Instructions to follow: Report how many lines below contain the word "source", and give only that number.

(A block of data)

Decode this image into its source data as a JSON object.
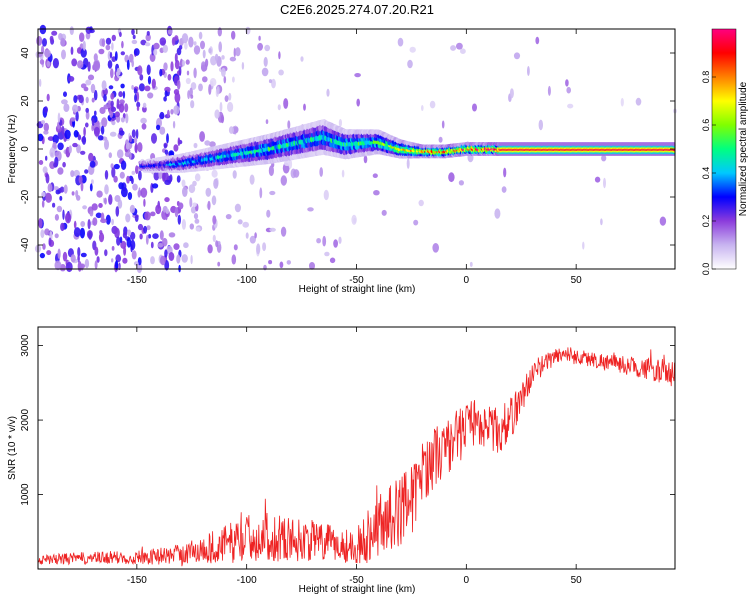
{
  "chart_data": [
    {
      "type": "heatmap",
      "title": "C2E6.2025.274.07.20.R21",
      "xlabel": "Height of straight line (km)",
      "ylabel": "Frequency (Hz)",
      "xlim": [
        -195,
        95
      ],
      "ylim": [
        -50,
        50
      ],
      "x_ticks": [
        -150,
        -100,
        -50,
        0,
        50
      ],
      "y_ticks": [
        -40,
        -20,
        0,
        20,
        40
      ],
      "grid": false,
      "colorbar": {
        "label": "Normalized spectral amplitude",
        "range": [
          0.0,
          1.0
        ],
        "ticks": [
          0.0,
          0.2,
          0.4,
          0.6,
          0.8
        ],
        "colormap": [
          "#ffffff",
          "#c8b4f0",
          "#8c3cdc",
          "#0000ff",
          "#00c8ff",
          "#00ff80",
          "#80ff00",
          "#ffff00",
          "#ff8000",
          "#ff0000",
          "#ff0080"
        ]
      },
      "ridge": {
        "description_points_x": [
          -145,
          -130,
          -110,
          -90,
          -65,
          -55,
          -40,
          -30,
          -20,
          -10,
          0,
          15,
          25,
          50,
          92
        ],
        "description_points_y": [
          -7,
          -6,
          -3,
          0,
          5,
          2,
          3,
          0,
          -1,
          -1,
          0,
          0,
          0,
          0,
          0
        ],
        "halfwidth_hz": [
          2,
          3,
          4,
          5,
          6,
          5,
          4,
          3,
          2,
          2,
          2,
          2,
          2,
          2,
          2
        ],
        "amplitude": [
          0.3,
          0.4,
          0.45,
          0.5,
          0.45,
          0.5,
          0.55,
          0.7,
          0.8,
          0.85,
          0.9,
          0.95,
          0.95,
          0.95,
          0.95
        ]
      }
    },
    {
      "type": "line",
      "title": "",
      "xlabel": "Height of straight line (km)",
      "ylabel": "SNR (10 * v/v)",
      "xlim": [
        -195,
        95
      ],
      "ylim": [
        0,
        3250
      ],
      "x_ticks": [
        -150,
        -100,
        -50,
        0,
        50
      ],
      "y_ticks": [
        1000,
        2000,
        3000
      ],
      "grid": false,
      "series": [
        {
          "name": "SNR",
          "color": "#ee2222",
          "x": [
            -195,
            -180,
            -160,
            -140,
            -130,
            -120,
            -110,
            -100,
            -90,
            -80,
            -70,
            -60,
            -50,
            -45,
            -40,
            -35,
            -30,
            -27,
            -25,
            -20,
            -15,
            -10,
            -5,
            0,
            5,
            10,
            15,
            20,
            25,
            30,
            35,
            40,
            45,
            50,
            60,
            70,
            80,
            90,
            95
          ],
          "values": [
            120,
            140,
            150,
            170,
            200,
            260,
            330,
            420,
            430,
            400,
            380,
            330,
            300,
            450,
            600,
            700,
            750,
            1100,
            900,
            1300,
            1500,
            1600,
            1750,
            1900,
            2000,
            1900,
            1850,
            2000,
            2300,
            2600,
            2750,
            2850,
            2900,
            2850,
            2800,
            2750,
            2700,
            2650,
            2600
          ],
          "noise": [
            60,
            80,
            90,
            110,
            140,
            200,
            260,
            320,
            330,
            300,
            280,
            250,
            230,
            380,
            420,
            460,
            480,
            500,
            480,
            420,
            420,
            400,
            380,
            350,
            320,
            300,
            320,
            300,
            220,
            160,
            130,
            120,
            110,
            110,
            110,
            120,
            140,
            170,
            180
          ]
        }
      ]
    }
  ]
}
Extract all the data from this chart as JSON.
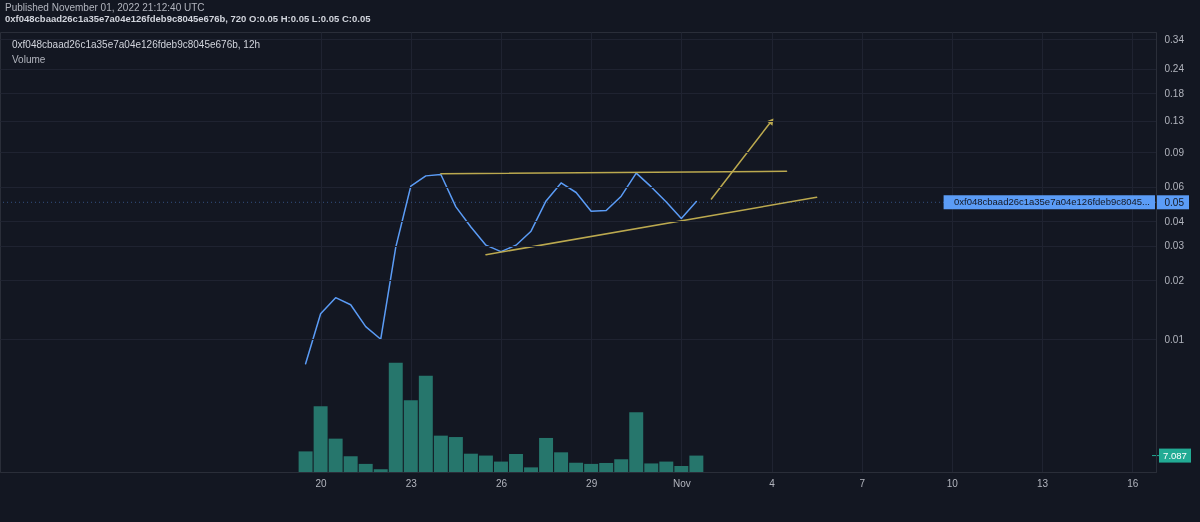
{
  "chart_data": {
    "type": "line",
    "title": "0xf048cbaad26c1a35e7a04e126fdeb9c8045e676b, 12h",
    "subtitle": "Volume",
    "annotations": [
      "Published November 01, 2022 21:12:40 UTC",
      "0xf048cbaad26c1a35e7a04e126fdeb9c8045e676b, 720 O:0.05 H:0.05 L:0.05 C:0.05"
    ],
    "x": [
      "2022-10-19T12:00",
      "2022-10-20T00:00",
      "2022-10-20T12:00",
      "2022-10-21T00:00",
      "2022-10-21T12:00",
      "2022-10-22T00:00",
      "2022-10-22T12:00",
      "2022-10-23T00:00",
      "2022-10-23T12:00",
      "2022-10-24T00:00",
      "2022-10-24T12:00",
      "2022-10-25T00:00",
      "2022-10-25T12:00",
      "2022-10-26T00:00",
      "2022-10-26T12:00",
      "2022-10-27T00:00",
      "2022-10-27T12:00",
      "2022-10-28T00:00",
      "2022-10-28T12:00",
      "2022-10-29T00:00",
      "2022-10-29T12:00",
      "2022-10-30T00:00",
      "2022-10-30T12:00",
      "2022-10-31T00:00",
      "2022-10-31T12:00",
      "2022-11-01T00:00",
      "2022-11-01T12:00"
    ],
    "series": [
      {
        "type": "bar",
        "axis": "y2",
        "color": "#26766c",
        "values": [
          8.9,
          28.4,
          14.4,
          6.8,
          3.5,
          1.2,
          47.2,
          31.0,
          41.6,
          15.7,
          15.1,
          7.9,
          7.1,
          4.5,
          7.8,
          2.0,
          14.7,
          8.5,
          4.0,
          3.5,
          3.9,
          5.5,
          25.8,
          3.7,
          4.5,
          2.6,
          7.087
        ]
      },
      {
        "color": "#5b9cf6",
        "values": [
          0.0075,
          0.0135,
          0.0163,
          0.015,
          0.0116,
          0.01,
          0.0295,
          0.0604,
          0.0682,
          0.0693,
          0.0474,
          0.0374,
          0.0302,
          0.028,
          0.0302,
          0.0356,
          0.0508,
          0.0628,
          0.0561,
          0.045,
          0.0454,
          0.0537,
          0.0704,
          0.0599,
          0.0502,
          0.0413,
          0.0505
        ]
      },
      {
        "color": "#bba94f",
        "x": [
          "2022-10-24T00:00",
          "2022-11-04T12:00"
        ],
        "values": [
          0.07,
          0.072
        ]
      },
      {
        "color": "#bba94f",
        "x": [
          "2022-10-25T12:00",
          "2022-11-05T12:00"
        ],
        "values": [
          0.027,
          0.053
        ]
      },
      {
        "color": "#bba94f",
        "marker": "triangle",
        "x": [
          "2022-11-02T00:00",
          "2022-11-04T00:00"
        ],
        "values": [
          0.052,
          0.13
        ]
      }
    ],
    "xlim": [
      "2022-10-09T12:00",
      "2022-11-16T15:00"
    ],
    "xticks": [
      {
        "value": "2022-10-20",
        "label": "20"
      },
      {
        "value": "2022-10-23",
        "label": "23"
      },
      {
        "value": "2022-10-26",
        "label": "26"
      },
      {
        "value": "2022-10-29",
        "label": "29"
      },
      {
        "value": "2022-11-01",
        "label": "Nov"
      },
      {
        "value": "2022-11-04",
        "label": "4"
      },
      {
        "value": "2022-11-07",
        "label": "7"
      },
      {
        "value": "2022-11-10",
        "label": "10"
      },
      {
        "value": "2022-11-13",
        "label": "13"
      },
      {
        "value": "2022-11-16",
        "label": "16"
      }
    ],
    "ylim": [
      0.0021,
      0.37
    ],
    "yticks": [
      0.01,
      0.02,
      0.03,
      0.04,
      0.05,
      0.06,
      0.09,
      0.13,
      0.18,
      0.24,
      0.34
    ],
    "y2lim": [
      0,
      190
    ],
    "y2ticks": [
      7.087
    ],
    "log": "y",
    "grid": true,
    "ref_lines": [
      {
        "axis": "y",
        "value": 0.05,
        "label": "0xf048cbaad26c1a35e7a04e126fdeb9c8045...",
        "color": "#5b9cf6",
        "line_style": "dotted"
      }
    ]
  }
}
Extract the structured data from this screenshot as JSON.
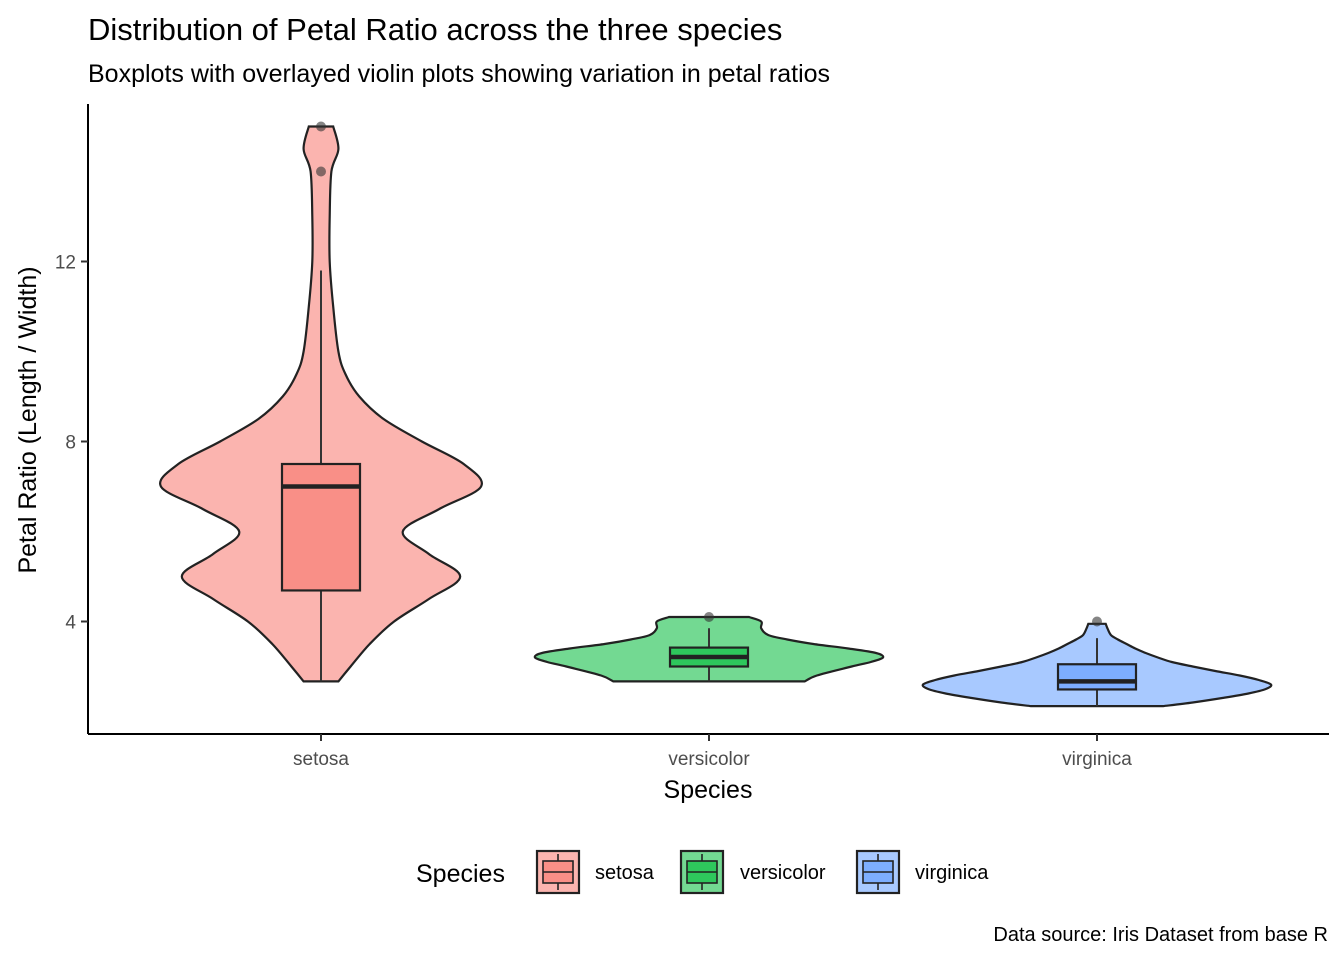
{
  "chart_data": {
    "type": "violin+boxplot",
    "title": "Distribution of Petal Ratio across the three species",
    "subtitle": "Boxplots with overlayed violin plots showing variation in petal ratios",
    "xlabel": "Species",
    "ylabel": "Petal Ratio (Length / Width)",
    "caption": "Data source: Iris Dataset from base R",
    "categories": [
      "setosa",
      "versicolor",
      "virginica"
    ],
    "ylim": [
      1.5,
      15.5
    ],
    "yticks": [
      4,
      8,
      12
    ],
    "grid": false,
    "legend": {
      "title": "Species",
      "placement": "bottom",
      "entries": [
        "setosa",
        "versicolor",
        "virginica"
      ]
    },
    "series": [
      {
        "name": "setosa",
        "color": "#F8766D",
        "box": {
          "whisker_low": 2.67,
          "q1": 4.69,
          "median": 7.0,
          "q3": 7.5,
          "whisker_high": 11.8
        },
        "outliers": [
          14.0,
          15.0
        ],
        "violin": {
          "y": [
            2.67,
            3.0,
            3.5,
            4.0,
            4.5,
            5.0,
            5.5,
            6.0,
            6.5,
            7.0,
            7.5,
            8.0,
            8.5,
            9.0,
            9.5,
            10.0,
            11.0,
            12.0,
            13.0,
            14.0,
            14.5,
            15.0
          ],
          "density": [
            0.1,
            0.17,
            0.28,
            0.42,
            0.62,
            0.8,
            0.62,
            0.47,
            0.68,
            0.92,
            0.82,
            0.58,
            0.36,
            0.22,
            0.14,
            0.1,
            0.07,
            0.05,
            0.05,
            0.06,
            0.1,
            0.07
          ]
        }
      },
      {
        "name": "versicolor",
        "color": "#00BA38",
        "box": {
          "whisker_low": 2.67,
          "q1": 3.0,
          "median": 3.21,
          "q3": 3.42,
          "whisker_high": 3.85
        },
        "outliers": [
          4.1
        ],
        "violin": {
          "y": [
            2.67,
            2.8,
            3.0,
            3.1,
            3.2,
            3.3,
            3.4,
            3.5,
            3.6,
            3.7,
            3.85,
            4.0,
            4.1
          ],
          "density": [
            0.55,
            0.62,
            0.82,
            0.93,
            1.0,
            0.96,
            0.8,
            0.6,
            0.45,
            0.34,
            0.3,
            0.3,
            0.23
          ]
        }
      },
      {
        "name": "virginica",
        "color": "#619CFF",
        "box": {
          "whisker_low": 2.12,
          "q1": 2.49,
          "median": 2.67,
          "q3": 3.05,
          "whisker_high": 3.63
        },
        "outliers": [
          4.0
        ],
        "violin": {
          "y": [
            2.12,
            2.2,
            2.3,
            2.4,
            2.5,
            2.6,
            2.7,
            2.8,
            2.9,
            3.0,
            3.1,
            3.2,
            3.3,
            3.4,
            3.5,
            3.6,
            3.7,
            3.85,
            3.95
          ],
          "density": [
            0.38,
            0.55,
            0.72,
            0.87,
            0.97,
            1.0,
            0.93,
            0.82,
            0.68,
            0.55,
            0.43,
            0.35,
            0.28,
            0.22,
            0.17,
            0.12,
            0.08,
            0.06,
            0.05
          ]
        }
      }
    ]
  }
}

Full answer: 2